# TASK DESCRIPTION:
For the records below, give the count of lines holding the word "flux" and nothing more.

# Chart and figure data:
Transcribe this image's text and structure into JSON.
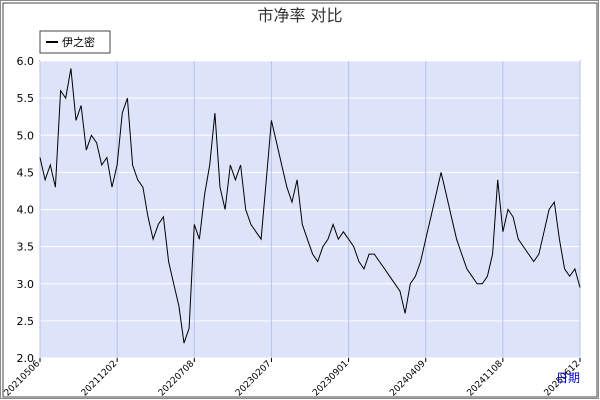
{
  "chart_data": {
    "type": "line",
    "title": "市净率 对比",
    "x_label": "日期",
    "categories": [
      "20210506",
      null,
      null,
      null,
      null,
      null,
      null,
      null,
      null,
      null,
      null,
      null,
      null,
      null,
      null,
      "20211202",
      null,
      null,
      null,
      null,
      null,
      null,
      null,
      null,
      null,
      null,
      null,
      null,
      null,
      null,
      "20220708",
      null,
      null,
      null,
      null,
      null,
      null,
      null,
      null,
      null,
      null,
      null,
      null,
      null,
      null,
      "20230207",
      null,
      null,
      null,
      null,
      null,
      null,
      null,
      null,
      null,
      null,
      null,
      null,
      null,
      null,
      "20230901",
      null,
      null,
      null,
      null,
      null,
      null,
      null,
      null,
      null,
      null,
      null,
      null,
      null,
      null,
      "20240409",
      null,
      null,
      null,
      null,
      null,
      null,
      null,
      null,
      null,
      null,
      null,
      null,
      null,
      null,
      "20241108",
      null,
      null,
      null,
      null,
      null,
      null,
      null,
      null,
      null,
      null,
      null,
      null,
      null,
      null,
      "20250612"
    ],
    "series": [
      {
        "name": "伊之密",
        "color": "#000000",
        "values": [
          4.7,
          4.4,
          4.6,
          4.3,
          5.6,
          5.5,
          5.9,
          5.2,
          5.4,
          4.8,
          5.0,
          4.9,
          4.6,
          4.7,
          4.3,
          4.6,
          5.3,
          5.5,
          4.6,
          4.4,
          4.3,
          3.9,
          3.6,
          3.8,
          3.9,
          3.3,
          3.0,
          2.7,
          2.2,
          2.4,
          3.8,
          3.6,
          4.2,
          4.6,
          5.3,
          4.3,
          4.0,
          4.6,
          4.4,
          4.6,
          4.0,
          3.8,
          3.7,
          3.6,
          4.4,
          5.2,
          4.9,
          4.6,
          4.3,
          4.1,
          4.4,
          3.8,
          3.6,
          3.4,
          3.3,
          3.5,
          3.6,
          3.8,
          3.6,
          3.7,
          3.6,
          3.5,
          3.3,
          3.2,
          3.4,
          3.4,
          3.3,
          3.2,
          3.1,
          3.0,
          2.9,
          2.6,
          3.0,
          3.1,
          3.3,
          3.6,
          3.9,
          4.2,
          4.5,
          4.2,
          3.9,
          3.6,
          3.4,
          3.2,
          3.1,
          3.0,
          3.0,
          3.1,
          3.4,
          4.4,
          3.7,
          4.0,
          3.9,
          3.6,
          3.5,
          3.4,
          3.3,
          3.4,
          3.7,
          4.0,
          4.1,
          3.6,
          3.2,
          3.1,
          3.2,
          2.95
        ]
      }
    ],
    "ylim": [
      2,
      6
    ],
    "yticks": [
      {
        "value": 2,
        "label": "2.0"
      },
      {
        "value": 2.5,
        "label": "2.5"
      },
      {
        "value": 3,
        "label": "3.0"
      },
      {
        "value": 3.5,
        "label": "3.5"
      },
      {
        "value": 4,
        "label": "4.0"
      },
      {
        "value": 4.5,
        "label": "4.5"
      },
      {
        "value": 5,
        "label": "5.0"
      },
      {
        "value": 5.5,
        "label": "5.5"
      },
      {
        "value": 6,
        "label": "6.0"
      }
    ],
    "grid": true
  }
}
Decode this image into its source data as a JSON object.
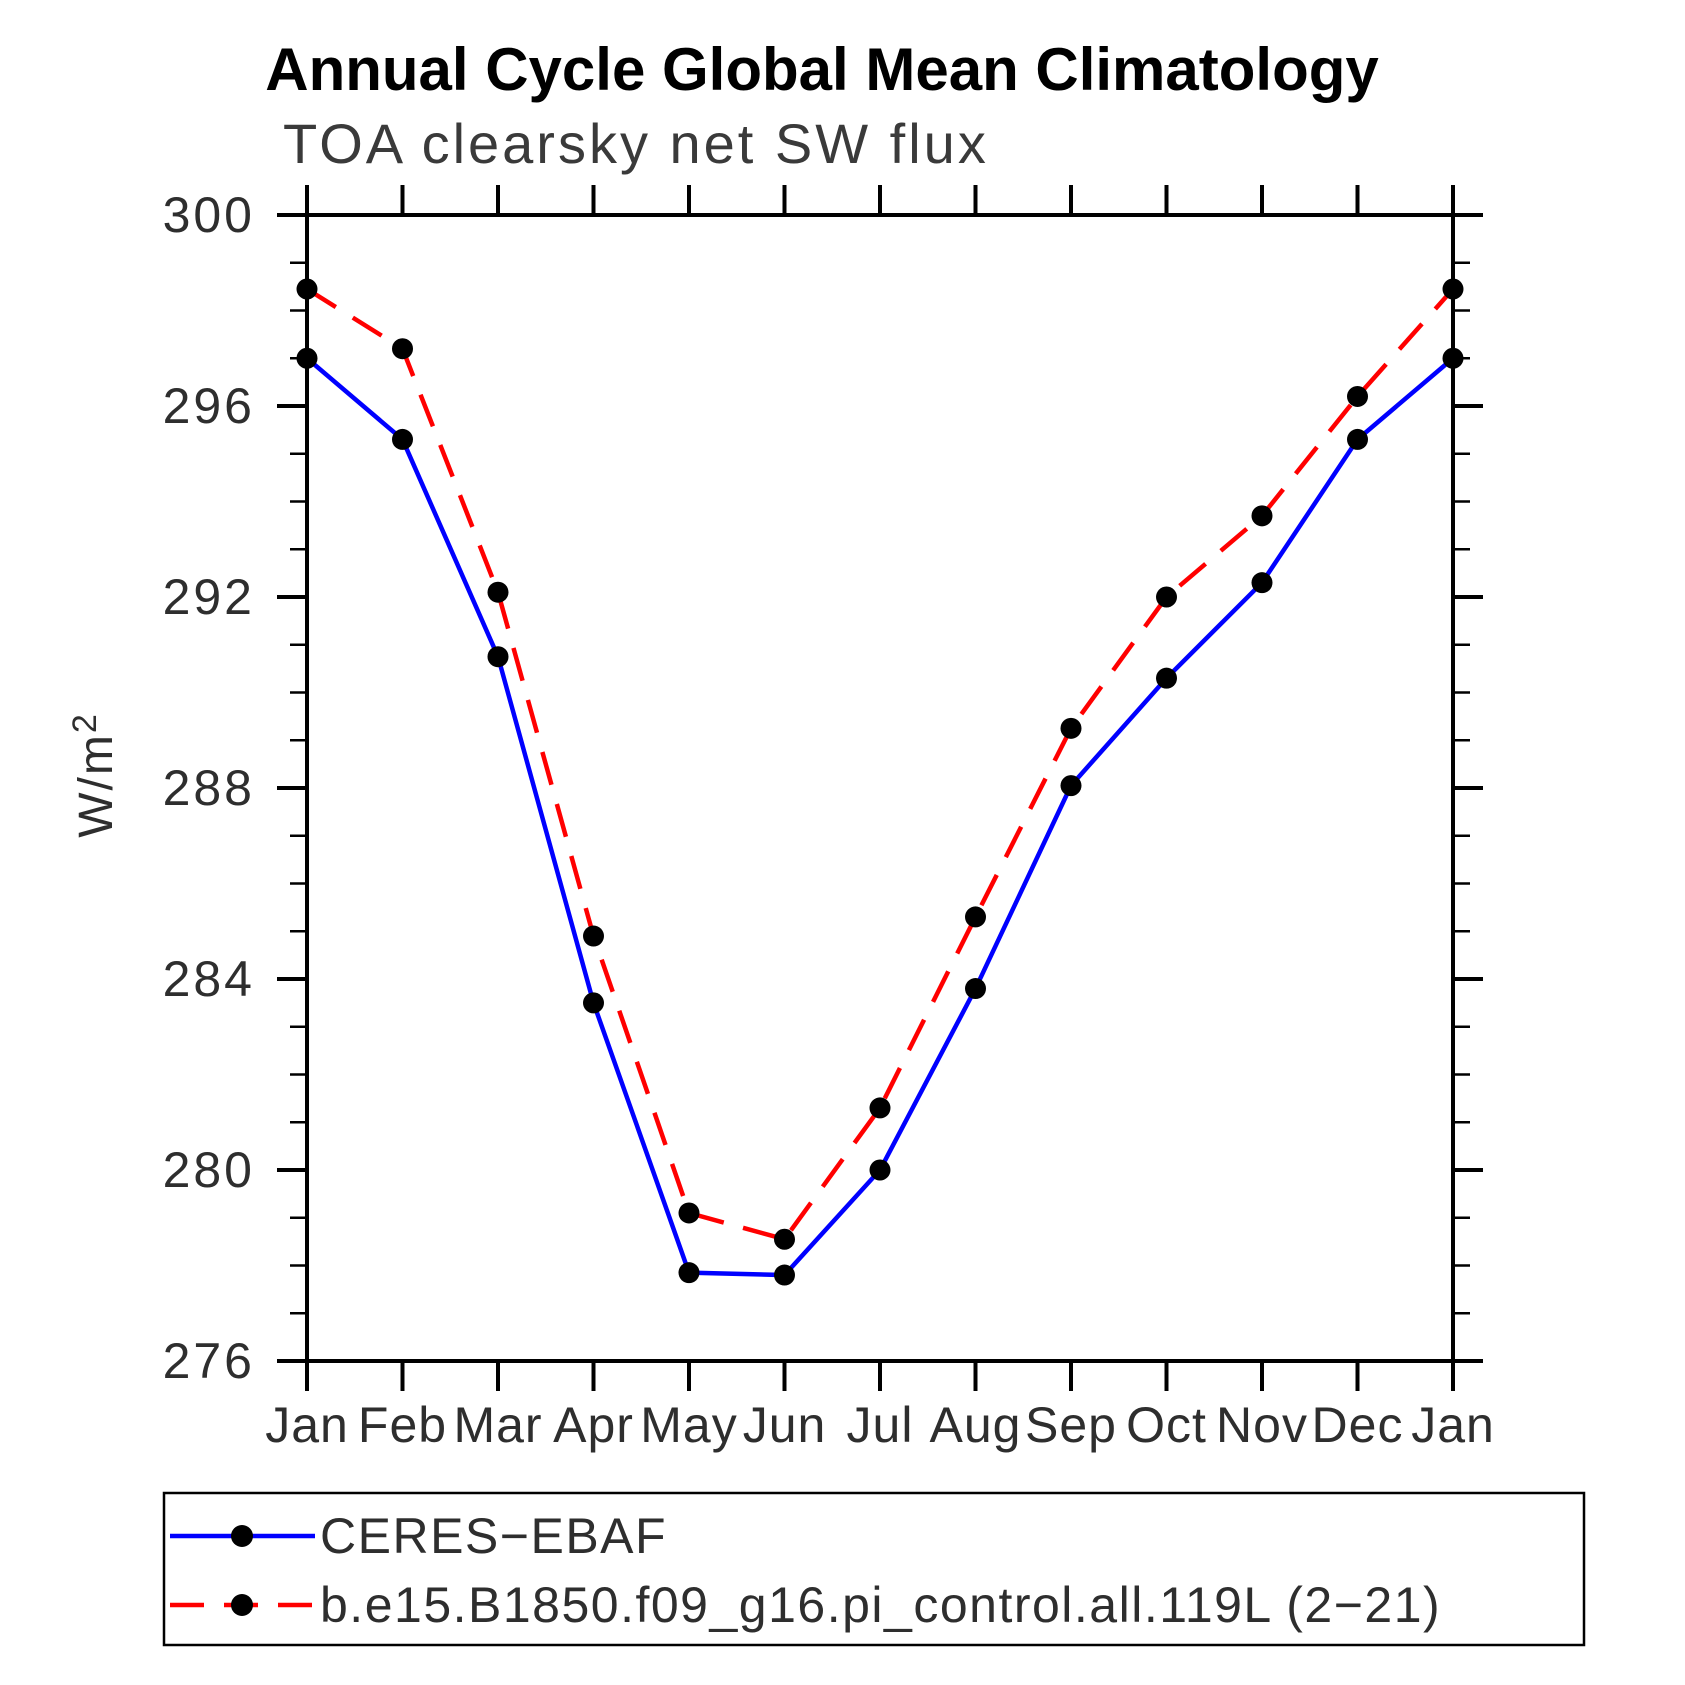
{
  "header": {
    "title": "Annual Cycle Global Mean Climatology",
    "subtitle": "TOA clearsky net SW flux"
  },
  "chart_data": {
    "type": "line",
    "title": "Annual Cycle Global Mean Climatology",
    "subtitle": "TOA clearsky net SW flux",
    "xlabel": "",
    "ylabel_main": "W/m",
    "ylabel_sup": "2",
    "ylabel_text": "W/m2",
    "categories": [
      "Jan",
      "Feb",
      "Mar",
      "Apr",
      "May",
      "Jun",
      "Jul",
      "Aug",
      "Sep",
      "Oct",
      "Nov",
      "Dec",
      "Jan"
    ],
    "ylim": [
      276,
      300
    ],
    "y_major_step": 4,
    "y_minor_step": 1,
    "y_major_ticks": [
      276,
      280,
      284,
      288,
      292,
      296,
      300
    ],
    "grid": false,
    "legend_position": "bottom",
    "axis_color": "#000000",
    "marker_color": "#000000",
    "series": [
      {
        "name": "CERES−EBAF",
        "color": "#0000ff",
        "style": "solid",
        "marker": "circle",
        "values": [
          297.0,
          295.3,
          290.75,
          283.5,
          277.85,
          277.8,
          280.0,
          283.8,
          288.05,
          290.3,
          292.3,
          295.3,
          297.0
        ]
      },
      {
        "name": "b.e15.B1850.f09_g16.pi_control.all.119L (2−21)",
        "color": "#ff0000",
        "style": "dashed",
        "marker": "circle",
        "values": [
          298.45,
          297.2,
          292.1,
          284.9,
          279.1,
          278.55,
          281.3,
          285.3,
          289.25,
          292.0,
          293.7,
          296.2,
          298.45
        ]
      }
    ]
  }
}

# REPLY:
2